'''

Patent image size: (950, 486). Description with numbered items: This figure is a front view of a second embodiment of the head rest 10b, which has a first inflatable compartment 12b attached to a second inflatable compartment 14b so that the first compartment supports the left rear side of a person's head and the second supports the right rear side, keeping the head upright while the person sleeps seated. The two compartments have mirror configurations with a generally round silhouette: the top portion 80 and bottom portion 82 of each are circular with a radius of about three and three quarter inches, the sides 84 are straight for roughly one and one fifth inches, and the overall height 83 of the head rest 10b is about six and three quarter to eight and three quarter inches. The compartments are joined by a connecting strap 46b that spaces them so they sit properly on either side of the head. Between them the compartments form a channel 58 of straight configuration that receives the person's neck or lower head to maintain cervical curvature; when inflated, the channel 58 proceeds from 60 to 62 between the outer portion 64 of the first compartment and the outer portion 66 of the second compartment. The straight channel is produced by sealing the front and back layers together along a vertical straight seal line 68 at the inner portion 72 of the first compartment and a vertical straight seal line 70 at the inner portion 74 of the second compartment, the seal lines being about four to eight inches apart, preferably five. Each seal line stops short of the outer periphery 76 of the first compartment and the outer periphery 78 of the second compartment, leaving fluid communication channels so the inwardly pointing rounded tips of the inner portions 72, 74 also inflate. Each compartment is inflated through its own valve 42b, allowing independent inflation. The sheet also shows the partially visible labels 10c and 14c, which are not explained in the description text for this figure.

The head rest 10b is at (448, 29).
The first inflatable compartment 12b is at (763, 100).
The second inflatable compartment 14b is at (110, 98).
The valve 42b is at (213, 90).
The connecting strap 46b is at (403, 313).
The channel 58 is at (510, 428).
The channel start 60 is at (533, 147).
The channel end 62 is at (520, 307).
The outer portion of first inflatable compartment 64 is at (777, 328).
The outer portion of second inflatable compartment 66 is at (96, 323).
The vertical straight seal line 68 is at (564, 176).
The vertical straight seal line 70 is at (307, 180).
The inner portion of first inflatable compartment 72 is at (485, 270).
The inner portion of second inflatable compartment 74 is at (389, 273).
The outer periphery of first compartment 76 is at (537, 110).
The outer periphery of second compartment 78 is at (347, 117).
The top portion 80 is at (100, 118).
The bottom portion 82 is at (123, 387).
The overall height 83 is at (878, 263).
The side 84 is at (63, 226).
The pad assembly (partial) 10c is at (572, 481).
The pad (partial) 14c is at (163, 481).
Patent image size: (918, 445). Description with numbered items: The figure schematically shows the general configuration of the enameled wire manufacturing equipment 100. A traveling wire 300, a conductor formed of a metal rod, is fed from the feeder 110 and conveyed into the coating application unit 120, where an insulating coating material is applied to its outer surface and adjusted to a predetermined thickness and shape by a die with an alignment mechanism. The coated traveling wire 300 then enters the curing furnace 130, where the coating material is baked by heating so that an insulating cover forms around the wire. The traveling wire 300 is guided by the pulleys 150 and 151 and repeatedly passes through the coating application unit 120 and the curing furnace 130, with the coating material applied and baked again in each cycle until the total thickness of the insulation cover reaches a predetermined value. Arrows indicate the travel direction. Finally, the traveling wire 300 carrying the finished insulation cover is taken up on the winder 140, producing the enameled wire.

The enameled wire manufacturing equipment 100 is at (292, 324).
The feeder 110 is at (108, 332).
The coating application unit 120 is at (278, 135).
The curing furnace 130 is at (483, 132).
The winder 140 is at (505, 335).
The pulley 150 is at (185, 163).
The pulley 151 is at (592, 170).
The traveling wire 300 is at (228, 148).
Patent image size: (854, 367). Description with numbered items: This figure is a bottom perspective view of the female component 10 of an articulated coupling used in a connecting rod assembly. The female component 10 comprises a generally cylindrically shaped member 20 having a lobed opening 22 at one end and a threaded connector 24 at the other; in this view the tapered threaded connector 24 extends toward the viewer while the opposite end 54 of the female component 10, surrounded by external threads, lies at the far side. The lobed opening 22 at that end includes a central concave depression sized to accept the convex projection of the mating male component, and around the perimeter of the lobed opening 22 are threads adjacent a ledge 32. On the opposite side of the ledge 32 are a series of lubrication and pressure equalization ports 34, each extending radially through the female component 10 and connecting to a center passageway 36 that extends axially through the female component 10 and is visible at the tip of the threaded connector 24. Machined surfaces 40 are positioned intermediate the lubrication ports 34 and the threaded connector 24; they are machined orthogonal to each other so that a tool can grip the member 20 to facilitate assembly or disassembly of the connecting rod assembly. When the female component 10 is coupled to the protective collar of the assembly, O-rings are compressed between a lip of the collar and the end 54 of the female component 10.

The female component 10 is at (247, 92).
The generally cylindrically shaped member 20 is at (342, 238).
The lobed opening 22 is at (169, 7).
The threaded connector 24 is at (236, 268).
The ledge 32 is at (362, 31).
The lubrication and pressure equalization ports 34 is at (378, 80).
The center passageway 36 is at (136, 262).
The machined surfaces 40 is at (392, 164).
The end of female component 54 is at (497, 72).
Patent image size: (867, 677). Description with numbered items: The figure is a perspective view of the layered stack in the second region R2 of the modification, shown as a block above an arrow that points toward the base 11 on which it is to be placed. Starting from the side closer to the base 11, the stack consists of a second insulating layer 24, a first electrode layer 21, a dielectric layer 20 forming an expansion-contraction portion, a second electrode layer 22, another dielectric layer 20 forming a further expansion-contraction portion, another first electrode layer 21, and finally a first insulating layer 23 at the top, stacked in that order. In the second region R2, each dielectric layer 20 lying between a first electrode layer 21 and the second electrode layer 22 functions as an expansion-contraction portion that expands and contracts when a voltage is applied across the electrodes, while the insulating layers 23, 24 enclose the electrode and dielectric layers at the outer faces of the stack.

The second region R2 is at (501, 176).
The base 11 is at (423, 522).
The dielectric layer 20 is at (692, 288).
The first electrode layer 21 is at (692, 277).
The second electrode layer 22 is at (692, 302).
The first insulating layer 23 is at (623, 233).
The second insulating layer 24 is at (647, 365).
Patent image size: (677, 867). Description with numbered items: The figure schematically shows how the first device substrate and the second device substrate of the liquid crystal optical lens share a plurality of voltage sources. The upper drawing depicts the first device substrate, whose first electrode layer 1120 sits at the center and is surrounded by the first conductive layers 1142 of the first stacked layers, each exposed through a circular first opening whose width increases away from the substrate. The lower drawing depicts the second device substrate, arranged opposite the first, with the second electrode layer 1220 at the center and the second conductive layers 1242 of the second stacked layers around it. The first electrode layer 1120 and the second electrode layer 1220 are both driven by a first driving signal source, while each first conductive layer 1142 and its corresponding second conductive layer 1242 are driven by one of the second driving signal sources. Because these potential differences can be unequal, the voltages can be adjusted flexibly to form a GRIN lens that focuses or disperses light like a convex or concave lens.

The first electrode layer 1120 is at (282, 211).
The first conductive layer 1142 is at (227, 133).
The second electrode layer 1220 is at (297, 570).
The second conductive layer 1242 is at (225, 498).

'''

- **Given request**
Render the listing lines as a Markdown table with the columns Row and Line, starting at the line that contains "Patent image size: (867, 677)." and ending at the line that contains "The second insulating". Number each line in Row and leave out blank lines.

- **Expected answer**
| Row | Line |
|---|---|
| 1 | Patent image size: (867, 677). Description with numbered items: The figure is a perspective view of the layered stack in the second region R2 of the modification, shown as a block above an arrow that points toward the base 11 on which it is to be placed. Starting from the side closer to the base 11, the stack consists of a second insulating layer 24, a first electrode layer 21, a dielectric layer 20 forming an expansion-contraction portion, a second electrode layer 22, another dielectric layer 20 forming a further expansion-contraction portion, another first electrode layer 21, and finally a first insulating layer 23 at the top, stacked in that order. In the second region R2, each dielectric layer 20 lying between a first electrode layer 21 and the second electrode layer 22 functions as an expansion-contraction portion that expands and contracts when a voltage is applied across the electrodes, while the insulating layers 23, 24 enclose the electrode and dielectric layers at the outer faces of the stack. |
| 2 | The second region R2 is at (501, 176). |
| 3 | The base 11 is at (423, 522). |
| 4 | The dielectric layer 20 is at (692, 288). |
| 5 | The first electrode layer 21 is at (692, 277). |
| 6 | The second electrode layer 22 is at (692, 302). |
| 7 | The first insulating layer 23 is at (623, 233). |
| 8 | The second insulating layer 24 is at (647, 365). |